- **Work to complete**: Write out the material below again, unchanged.

- **Available records**:
- - -

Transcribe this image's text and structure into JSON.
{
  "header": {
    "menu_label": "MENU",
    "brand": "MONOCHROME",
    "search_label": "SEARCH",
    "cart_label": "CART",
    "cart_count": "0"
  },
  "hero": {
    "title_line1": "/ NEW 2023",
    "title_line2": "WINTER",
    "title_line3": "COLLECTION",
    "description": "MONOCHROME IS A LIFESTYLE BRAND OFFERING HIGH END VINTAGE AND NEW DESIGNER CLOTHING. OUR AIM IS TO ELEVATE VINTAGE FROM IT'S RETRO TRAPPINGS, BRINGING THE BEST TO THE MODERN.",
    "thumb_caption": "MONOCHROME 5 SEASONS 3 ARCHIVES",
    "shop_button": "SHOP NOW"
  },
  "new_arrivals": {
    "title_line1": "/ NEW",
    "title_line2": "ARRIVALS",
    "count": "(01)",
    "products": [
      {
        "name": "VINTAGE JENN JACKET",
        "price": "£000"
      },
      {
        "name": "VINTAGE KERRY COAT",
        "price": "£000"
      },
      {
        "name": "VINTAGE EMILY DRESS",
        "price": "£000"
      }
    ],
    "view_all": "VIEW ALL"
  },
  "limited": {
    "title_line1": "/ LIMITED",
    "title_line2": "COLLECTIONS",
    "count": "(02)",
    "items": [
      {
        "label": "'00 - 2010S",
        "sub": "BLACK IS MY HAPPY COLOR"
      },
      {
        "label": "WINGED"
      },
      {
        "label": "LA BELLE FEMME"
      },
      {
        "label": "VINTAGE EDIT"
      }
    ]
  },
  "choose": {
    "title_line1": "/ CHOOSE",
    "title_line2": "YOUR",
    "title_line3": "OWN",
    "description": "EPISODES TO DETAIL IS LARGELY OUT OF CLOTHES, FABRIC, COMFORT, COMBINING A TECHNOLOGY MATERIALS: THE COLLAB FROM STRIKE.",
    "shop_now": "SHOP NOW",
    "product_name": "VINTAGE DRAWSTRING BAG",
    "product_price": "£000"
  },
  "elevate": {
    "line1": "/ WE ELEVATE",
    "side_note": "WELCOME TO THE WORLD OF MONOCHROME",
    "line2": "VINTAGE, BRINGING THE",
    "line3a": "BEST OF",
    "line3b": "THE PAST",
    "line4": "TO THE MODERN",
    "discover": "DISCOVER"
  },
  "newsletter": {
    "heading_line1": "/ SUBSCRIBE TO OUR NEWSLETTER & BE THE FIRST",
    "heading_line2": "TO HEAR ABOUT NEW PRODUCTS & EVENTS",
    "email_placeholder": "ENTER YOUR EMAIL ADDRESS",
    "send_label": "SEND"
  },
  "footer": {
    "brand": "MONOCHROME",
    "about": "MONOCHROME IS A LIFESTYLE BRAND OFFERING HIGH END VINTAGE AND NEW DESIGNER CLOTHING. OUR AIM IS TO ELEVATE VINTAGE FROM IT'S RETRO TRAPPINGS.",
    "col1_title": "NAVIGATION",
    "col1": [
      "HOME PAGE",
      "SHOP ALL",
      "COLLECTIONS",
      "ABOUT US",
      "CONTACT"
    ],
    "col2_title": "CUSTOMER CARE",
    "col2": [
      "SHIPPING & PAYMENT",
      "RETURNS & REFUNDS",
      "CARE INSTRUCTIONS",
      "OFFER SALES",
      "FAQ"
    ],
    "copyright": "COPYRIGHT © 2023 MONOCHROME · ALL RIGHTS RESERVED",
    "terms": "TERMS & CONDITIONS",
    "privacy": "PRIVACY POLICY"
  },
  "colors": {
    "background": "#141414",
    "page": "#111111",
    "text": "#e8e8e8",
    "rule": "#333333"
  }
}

- - -

- **Output for this task**:
Transcribe this image's text and structure into JSON.
{
  "header": {
    "menu_label": "MENU",
    "brand": "MONOCHROME",
    "search_label": "SEARCH",
    "cart_label": "CART",
    "cart_count": "0"
  },
  "hero": {
    "title_line1": "/ NEW 2023",
    "title_line2": "WINTER",
    "title_line3": "COLLECTION",
    "description": "MONOCHROME IS A LIFESTYLE BRAND OFFERING HIGH END VINTAGE AND NEW DESIGNER CLOTHING. OUR AIM IS TO ELEVATE VINTAGE FROM IT'S RETRO TRAPPINGS, BRINGING THE BEST TO THE MODERN.",
    "thumb_caption": "MONOCHROME 5 SEASONS 3 ARCHIVES",
    "shop_button": "SHOP NOW"
  },
  "new_arrivals": {
    "title_line1": "/ NEW",
    "title_line2": "ARRIVALS",
    "count": "(01)",
    "products": [
      {
        "name": "VINTAGE JENN JACKET",
        "price": "£000"
      },
      {
        "name": "VINTAGE KERRY COAT",
        "price": "£000"
      },
      {
        "name": "VINTAGE EMILY DRESS",
        "price": "£000"
      }
    ],
    "view_all": "VIEW ALL"
  },
  "limited": {
    "title_line1": "/ LIMITED",
    "title_line2": "COLLECTIONS",
    "count": "(02)",
    "items": [
      {
        "label": "'00 - 2010S",
        "sub": "BLACK IS MY HAPPY COLOR"
      },
      {
        "label": "WINGED"
      },
      {
        "label": "LA BELLE FEMME"
      },
      {
        "label": "VINTAGE EDIT"
      }
    ]
  },
  "choose": {
    "title_line1": "/ CHOOSE",
    "title_line2": "YOUR",
    "title_line3": "OWN",
    "description": "EPISODES TO DETAIL IS LARGELY OUT OF CLOTHES, FABRIC, COMFORT, COMBINING A TECHNOLOGY MATERIALS: THE COLLAB FROM STRIKE.",
    "shop_now": "SHOP NOW",
    "product_name": "VINTAGE DRAWSTRING BAG",
    "product_price": "£000"
  },
  "elevate": {
    "line1": "/ WE ELEVATE",
    "side_note": "WELCOME TO THE WORLD OF MONOCHROME",
    "line2": "VINTAGE, BRINGING THE",
    "line3a": "BEST OF",
    "line3b": "THE PAST",
    "line4": "TO THE MODERN",
    "discover": "DISCOVER"
  },
  "newsletter": {
    "heading_line1": "/ SUBSCRIBE TO OUR NEWSLETTER & BE THE FIRST",
    "heading_line2": "TO HEAR ABOUT NEW PRODUCTS & EVENTS",
    "email_placeholder": "ENTER YOUR EMAIL ADDRESS",
    "send_label": "SEND"
  },
  "footer": {
    "brand": "MONOCHROME",
    "about": "MONOCHROME IS A LIFESTYLE BRAND OFFERING HIGH END VINTAGE AND NEW DESIGNER CLOTHING. OUR AIM IS TO ELEVATE VINTAGE FROM IT'S RETRO TRAPPINGS.",
    "col1_title": "NAVIGATION",
    "col1": [
      "HOME PAGE",
      "SHOP ALL",
      "COLLECTIONS",
      "ABOUT US",
      "CONTACT"
    ],
    "col2_title": "CUSTOMER CARE",
    "col2": [
      "SHIPPING & PAYMENT",
      "RETURNS & REFUNDS",
      "CARE INSTRUCTIONS",
      "OFFER SALES",
      "FAQ"
    ],
    "copyright": "COPYRIGHT © 2023 MONOCHROME · ALL RIGHTS RESERVED",
    "terms": "TERMS & CONDITIONS",
    "privacy": "PRIVACY POLICY"
  },
  "colors": {
    "background": "#141414",
    "page": "#111111",
    "text": "#e8e8e8",
    "rule": "#333333"
  }
}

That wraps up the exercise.